▶ **STATED TASK**
Collect every row below that contains the string "SetTraceFile", copying each one in full.
--------------------
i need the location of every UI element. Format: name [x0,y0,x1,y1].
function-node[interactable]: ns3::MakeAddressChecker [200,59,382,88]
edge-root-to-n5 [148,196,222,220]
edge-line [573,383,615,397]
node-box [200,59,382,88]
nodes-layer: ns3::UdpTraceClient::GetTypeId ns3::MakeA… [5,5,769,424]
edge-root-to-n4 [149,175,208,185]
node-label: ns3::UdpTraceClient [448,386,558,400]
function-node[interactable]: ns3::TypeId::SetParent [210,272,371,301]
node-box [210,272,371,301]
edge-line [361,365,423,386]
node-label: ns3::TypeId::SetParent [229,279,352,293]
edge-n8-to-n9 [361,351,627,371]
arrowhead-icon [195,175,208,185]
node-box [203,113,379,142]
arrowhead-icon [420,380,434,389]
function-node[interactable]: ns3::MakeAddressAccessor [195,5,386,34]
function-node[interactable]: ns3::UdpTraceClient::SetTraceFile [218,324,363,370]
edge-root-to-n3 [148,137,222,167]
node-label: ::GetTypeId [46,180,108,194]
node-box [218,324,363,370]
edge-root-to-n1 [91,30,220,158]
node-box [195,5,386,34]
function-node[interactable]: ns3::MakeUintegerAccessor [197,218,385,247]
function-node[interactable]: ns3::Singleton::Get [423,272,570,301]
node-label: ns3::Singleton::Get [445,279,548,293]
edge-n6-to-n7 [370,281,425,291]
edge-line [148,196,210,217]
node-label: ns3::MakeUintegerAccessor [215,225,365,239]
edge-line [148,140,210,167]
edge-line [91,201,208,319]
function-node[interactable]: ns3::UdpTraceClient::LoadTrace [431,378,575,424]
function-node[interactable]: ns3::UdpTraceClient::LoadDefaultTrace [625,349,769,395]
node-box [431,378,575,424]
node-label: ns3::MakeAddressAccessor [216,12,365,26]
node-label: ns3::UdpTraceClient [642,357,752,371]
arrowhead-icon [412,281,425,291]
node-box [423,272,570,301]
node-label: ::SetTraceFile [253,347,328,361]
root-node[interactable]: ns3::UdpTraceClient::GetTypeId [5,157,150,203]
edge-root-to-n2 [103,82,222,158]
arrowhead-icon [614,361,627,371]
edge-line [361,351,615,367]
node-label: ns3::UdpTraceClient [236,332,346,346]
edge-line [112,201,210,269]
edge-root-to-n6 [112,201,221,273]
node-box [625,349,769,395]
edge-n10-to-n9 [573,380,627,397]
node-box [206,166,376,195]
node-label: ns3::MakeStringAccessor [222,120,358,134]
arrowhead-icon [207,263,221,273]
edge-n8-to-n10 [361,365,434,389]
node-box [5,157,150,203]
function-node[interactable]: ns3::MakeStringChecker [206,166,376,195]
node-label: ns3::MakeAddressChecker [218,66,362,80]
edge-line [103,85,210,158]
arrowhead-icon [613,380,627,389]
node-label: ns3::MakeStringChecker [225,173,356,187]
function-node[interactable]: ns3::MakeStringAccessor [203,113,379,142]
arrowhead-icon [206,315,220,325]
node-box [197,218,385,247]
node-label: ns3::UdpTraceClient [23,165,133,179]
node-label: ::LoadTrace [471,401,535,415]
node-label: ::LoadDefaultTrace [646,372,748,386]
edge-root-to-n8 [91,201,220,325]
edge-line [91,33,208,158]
--------------------
▶ **ANSWER**
function-node[interactable]: ns3::UdpTraceClient::SetTraceFile [218,324,363,370]
node-label: ::SetTraceFile [253,347,328,361]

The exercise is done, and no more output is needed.